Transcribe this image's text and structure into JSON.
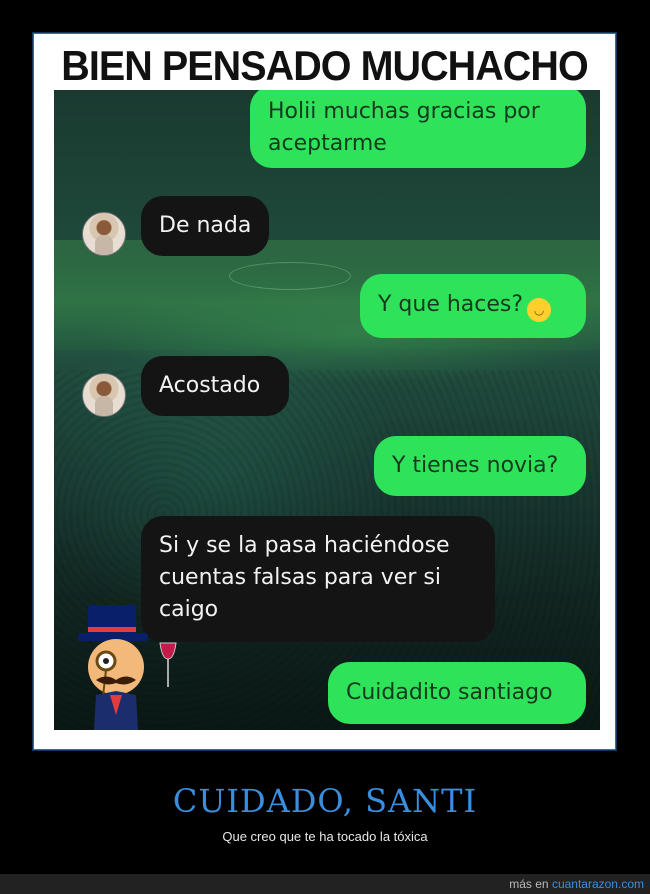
{
  "meme": {
    "title": "BIEN PENSADO MUCHACHO"
  },
  "chat": {
    "messages": [
      {
        "from": "me",
        "text_line1": "Holii muchas gracias por",
        "text_line2": "aceptarme"
      },
      {
        "from": "contact",
        "text": "De nada"
      },
      {
        "from": "me",
        "text": "Y que haces?",
        "emoji": "smirking-face"
      },
      {
        "from": "contact",
        "text": "Acostado"
      },
      {
        "from": "me",
        "text": "Y tienes novia?"
      },
      {
        "from": "contact",
        "text_line1": "Si y se la pasa haciéndose",
        "text_line2": "cuentas falsas para ver si",
        "text_line3": "caigo"
      },
      {
        "from": "me",
        "text": "Cuidadito santiago"
      }
    ],
    "colors": {
      "sent_bubble": "#2ee35a",
      "received_bubble": "#141414",
      "background": "#1f4a3b"
    }
  },
  "caption": {
    "title": "CUIDADO, SANTI",
    "subtitle": "Que creo que te ha tocado la tóxica"
  },
  "footer": {
    "prefix": "más en",
    "link": "cuantarazon.com"
  },
  "colors": {
    "page_background": "#000000",
    "accent": "#3a8ee0"
  }
}
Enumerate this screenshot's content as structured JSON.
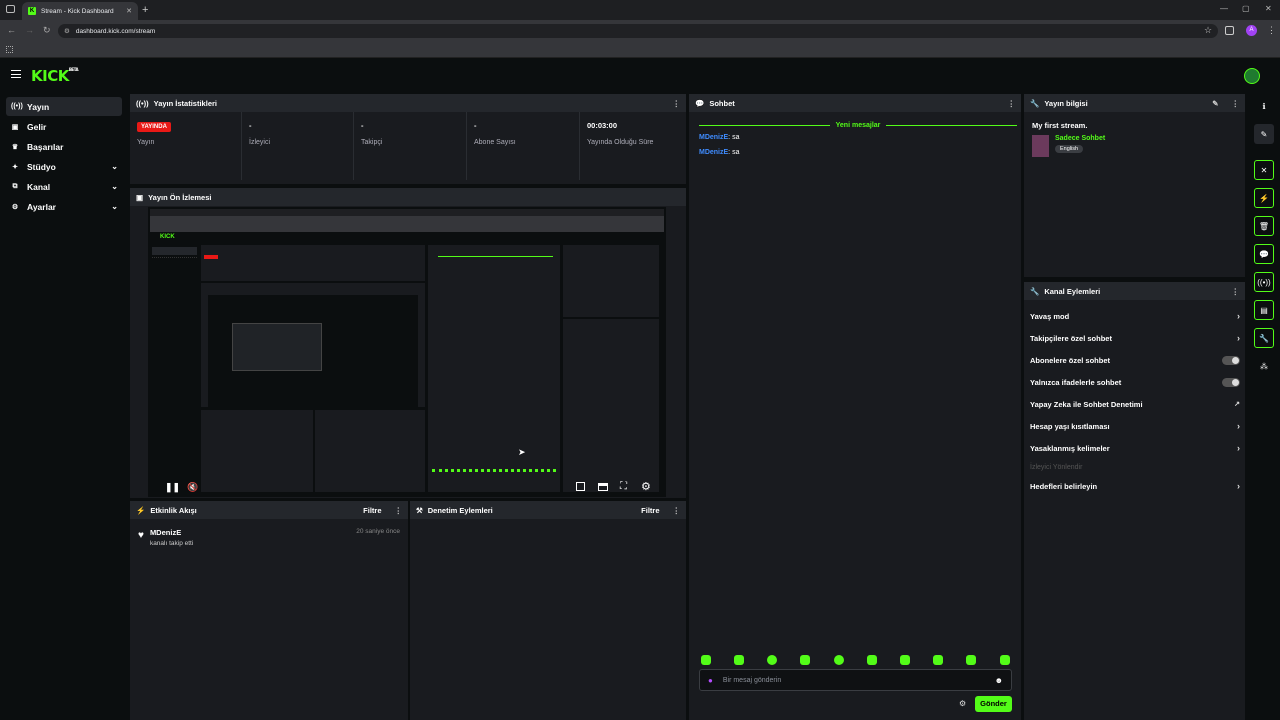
{
  "browser": {
    "tab_title": "Stream - Kick Dashboard",
    "url": "dashboard.kick.com/stream"
  },
  "brand": {
    "logo": "KICK",
    "logo_sup": "BETA",
    "accent": "#53fc18"
  },
  "sidebar": {
    "items": [
      {
        "label": "Yayın",
        "icon": "broadcast-icon",
        "active": true
      },
      {
        "label": "Gelir",
        "icon": "wallet-icon"
      },
      {
        "label": "Başarılar",
        "icon": "trophy-icon"
      },
      {
        "label": "Stüdyo",
        "icon": "studio-icon",
        "expandable": true
      },
      {
        "label": "Kanal",
        "icon": "channel-icon",
        "expandable": true
      },
      {
        "label": "Ayarlar",
        "icon": "gear-icon",
        "expandable": true
      }
    ]
  },
  "stats": {
    "title": "Yayın İstatistikleri",
    "live_badge": "YAYINDA",
    "items": [
      {
        "value": "",
        "label": "Yayın"
      },
      {
        "value": "-",
        "label": "İzleyici"
      },
      {
        "value": "-",
        "label": "Takipçi"
      },
      {
        "value": "-",
        "label": "Abone Sayısı"
      },
      {
        "value": "00:03:00",
        "label": "Yayında Olduğu Süre"
      }
    ]
  },
  "preview": {
    "title": "Yayın Ön İzlemesi"
  },
  "activity": {
    "title": "Etkinlik Akışı",
    "filter": "Filtre",
    "events": [
      {
        "user": "MDenizE",
        "text": "kanalı takip etti",
        "time": "20 saniye önce"
      }
    ]
  },
  "moderation": {
    "title": "Denetim Eylemleri",
    "filter": "Filtre"
  },
  "chat": {
    "title": "Sohbet",
    "new_messages": "Yeni mesajlar",
    "messages": [
      {
        "user": "MDenizE",
        "text": "sa"
      },
      {
        "user": "MDenizE",
        "text": "sa"
      }
    ],
    "input_placeholder": "Bir mesaj gönderin",
    "send": "Gönder"
  },
  "stream_info": {
    "title": "Yayın bilgisi",
    "stream_title": "My first stream.",
    "category": "Sadece Sohbet",
    "language": "English"
  },
  "channel_actions": {
    "title": "Kanal Eylemleri",
    "items": [
      {
        "label": "Yavaş mod",
        "kind": "chevron"
      },
      {
        "label": "Takipçilere özel sohbet",
        "kind": "chevron"
      },
      {
        "label": "Abonelere özel sohbet",
        "kind": "toggle"
      },
      {
        "label": "Yalnızca ifadelerle sohbet",
        "kind": "toggle"
      },
      {
        "label": "Yapay Zeka ile Sohbet Denetimi",
        "kind": "external"
      },
      {
        "label": "Hesap yaşı kısıtlaması",
        "kind": "chevron"
      },
      {
        "label": "Yasaklanmış kelimeler",
        "kind": "chevron"
      },
      {
        "label": "İzleyici Yönlendir",
        "kind": "disabled"
      },
      {
        "label": "Hedefleri belirleyin",
        "kind": "chevron"
      }
    ]
  }
}
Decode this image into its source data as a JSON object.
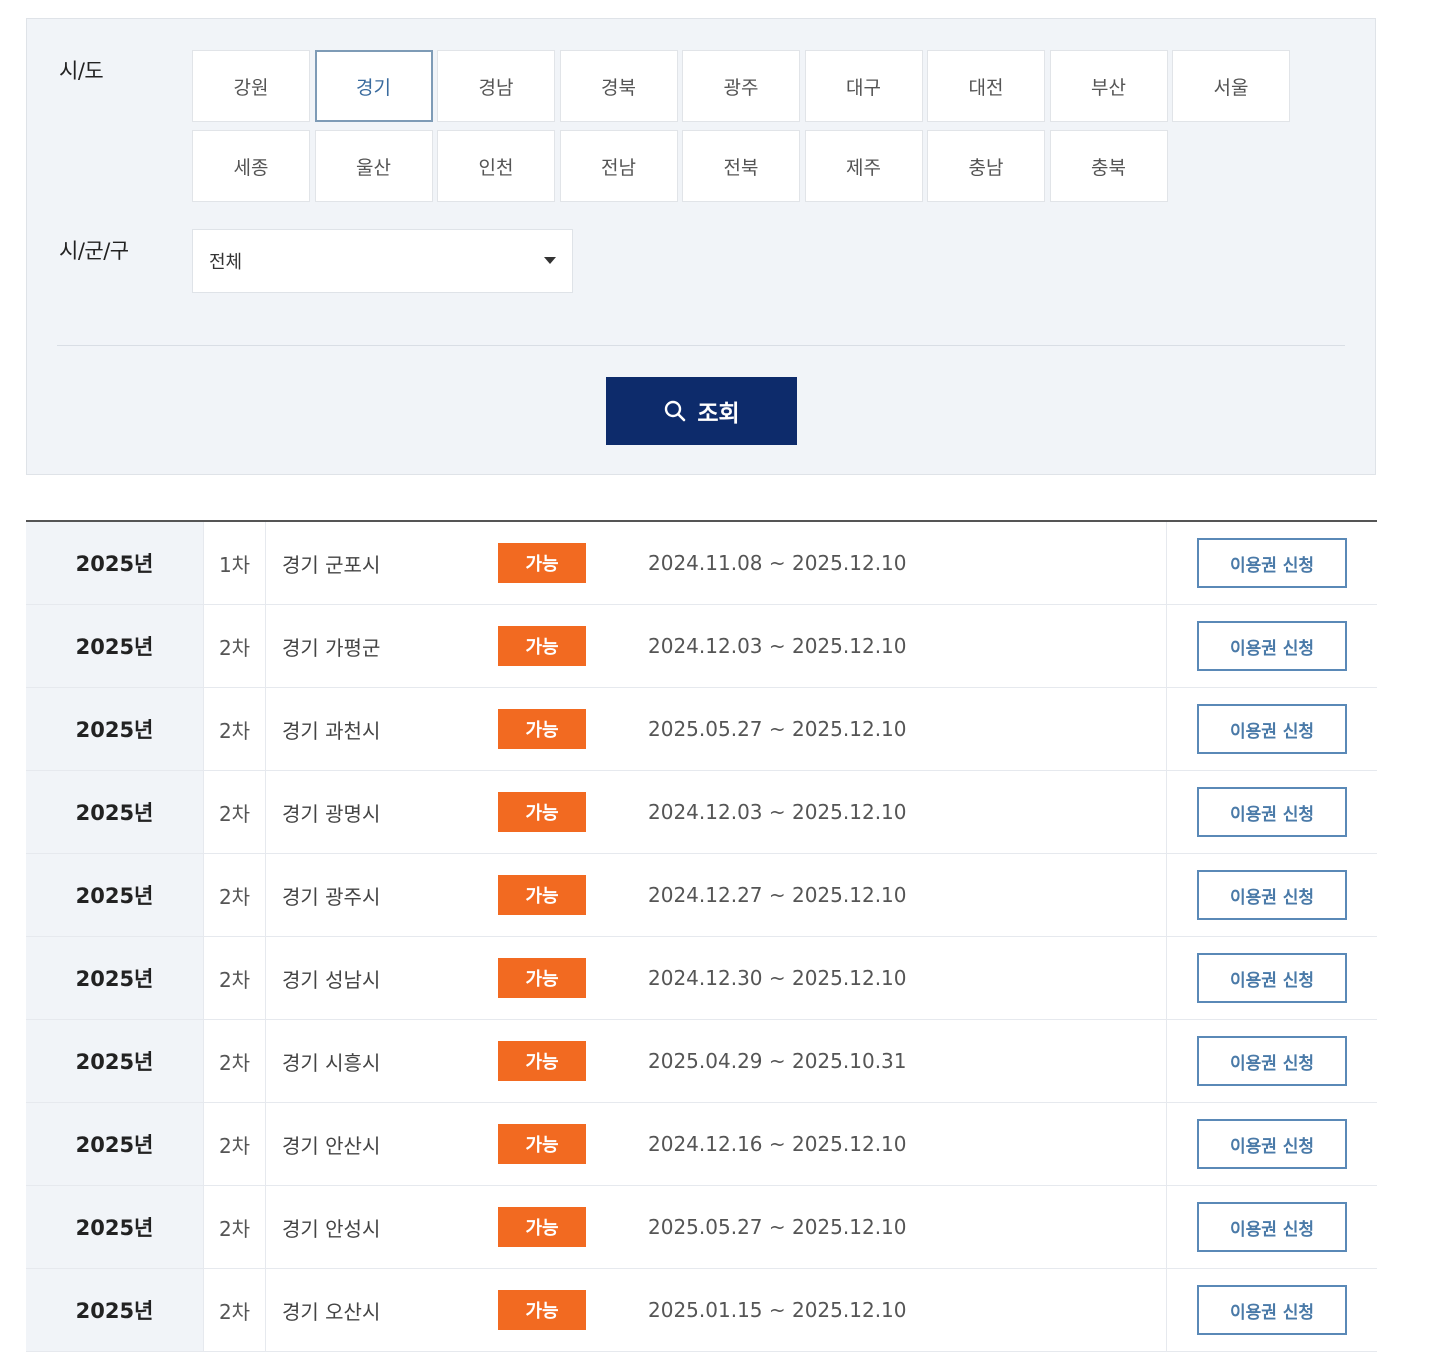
{
  "filter": {
    "sido_label": "시/도",
    "regions_row1": [
      "강원",
      "경기",
      "경남",
      "경북",
      "광주",
      "대구",
      "대전",
      "부산",
      "서울"
    ],
    "regions_row2": [
      "세종",
      "울산",
      "인천",
      "전남",
      "전북",
      "제주",
      "충남",
      "충북"
    ],
    "selected_region": "경기",
    "sigungu_label": "시/군/구",
    "sigungu_value": "전체",
    "search_label": "조회"
  },
  "table": {
    "rows": [
      {
        "year": "2025년",
        "round": "1차",
        "region": "경기 군포시",
        "status": "가능",
        "period": "2024.11.08 ~ 2025.12.10",
        "action": "이용권 신청"
      },
      {
        "year": "2025년",
        "round": "2차",
        "region": "경기 가평군",
        "status": "가능",
        "period": "2024.12.03 ~ 2025.12.10",
        "action": "이용권 신청"
      },
      {
        "year": "2025년",
        "round": "2차",
        "region": "경기 과천시",
        "status": "가능",
        "period": "2025.05.27 ~ 2025.12.10",
        "action": "이용권 신청"
      },
      {
        "year": "2025년",
        "round": "2차",
        "region": "경기 광명시",
        "status": "가능",
        "period": "2024.12.03 ~ 2025.12.10",
        "action": "이용권 신청"
      },
      {
        "year": "2025년",
        "round": "2차",
        "region": "경기 광주시",
        "status": "가능",
        "period": "2024.12.27 ~ 2025.12.10",
        "action": "이용권 신청"
      },
      {
        "year": "2025년",
        "round": "2차",
        "region": "경기 성남시",
        "status": "가능",
        "period": "2024.12.30 ~ 2025.12.10",
        "action": "이용권 신청"
      },
      {
        "year": "2025년",
        "round": "2차",
        "region": "경기 시흥시",
        "status": "가능",
        "period": "2025.04.29 ~ 2025.10.31",
        "action": "이용권 신청"
      },
      {
        "year": "2025년",
        "round": "2차",
        "region": "경기 안산시",
        "status": "가능",
        "period": "2024.12.16 ~ 2025.12.10",
        "action": "이용권 신청"
      },
      {
        "year": "2025년",
        "round": "2차",
        "region": "경기 안성시",
        "status": "가능",
        "period": "2025.05.27 ~ 2025.12.10",
        "action": "이용권 신청"
      },
      {
        "year": "2025년",
        "round": "2차",
        "region": "경기 오산시",
        "status": "가능",
        "period": "2025.01.15 ~ 2025.12.10",
        "action": "이용권 신청"
      }
    ]
  },
  "colors": {
    "primary_button": "#0d2b6b",
    "status_badge": "#f26a21",
    "apply_border": "#5a89b7",
    "panel_bg": "#f1f4f8"
  },
  "icons": {
    "search": "search-icon",
    "dropdown": "caret-down-icon"
  }
}
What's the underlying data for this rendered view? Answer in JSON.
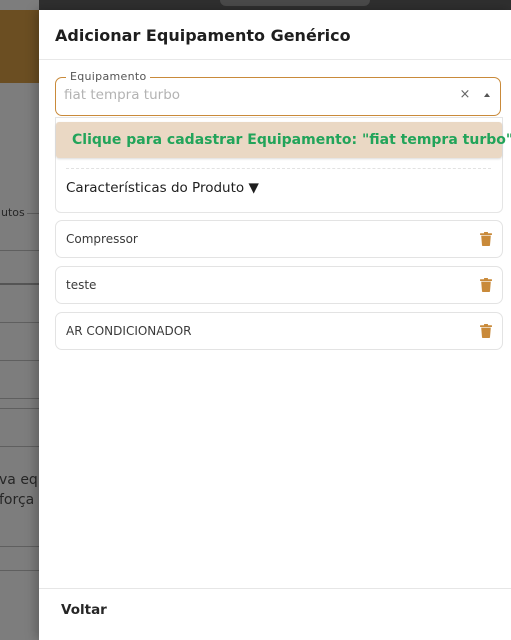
{
  "background": {
    "texts": [
      "utos",
      "va eq",
      "força"
    ]
  },
  "drawer": {
    "title": "Adicionar Equipamento Genérico",
    "field": {
      "label": "Equipamento",
      "value": "fiat tempra turbo",
      "clear_symbol": "×"
    },
    "create_option": "Clique para cadastrar Equipamento: \"fiat tempra turbo\"",
    "features_toggle": "Características do Produto ▼",
    "items": [
      {
        "label": "Compressor"
      },
      {
        "label": "teste"
      },
      {
        "label": "AR CONDICIONADOR"
      }
    ],
    "back_label": "Voltar",
    "colors": {
      "accent": "#c98a3a",
      "create_text": "#22a45a",
      "create_bg": "#ead8c4",
      "trash": "#c98a3a"
    }
  },
  "icons": {
    "clear": "close-icon",
    "dropdown": "caret-up-icon",
    "delete": "trash-icon"
  }
}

* [The task]:
Locate the word "Equipamento" in the entries, and copy every line where it is found.

* [Finished task]:
    "title": "Adicionar Equipamento Genérico",
      "label": "Equipamento",
    "create_option": "Clique para cadastrar Equipamento: \"fiat tempra turbo\"",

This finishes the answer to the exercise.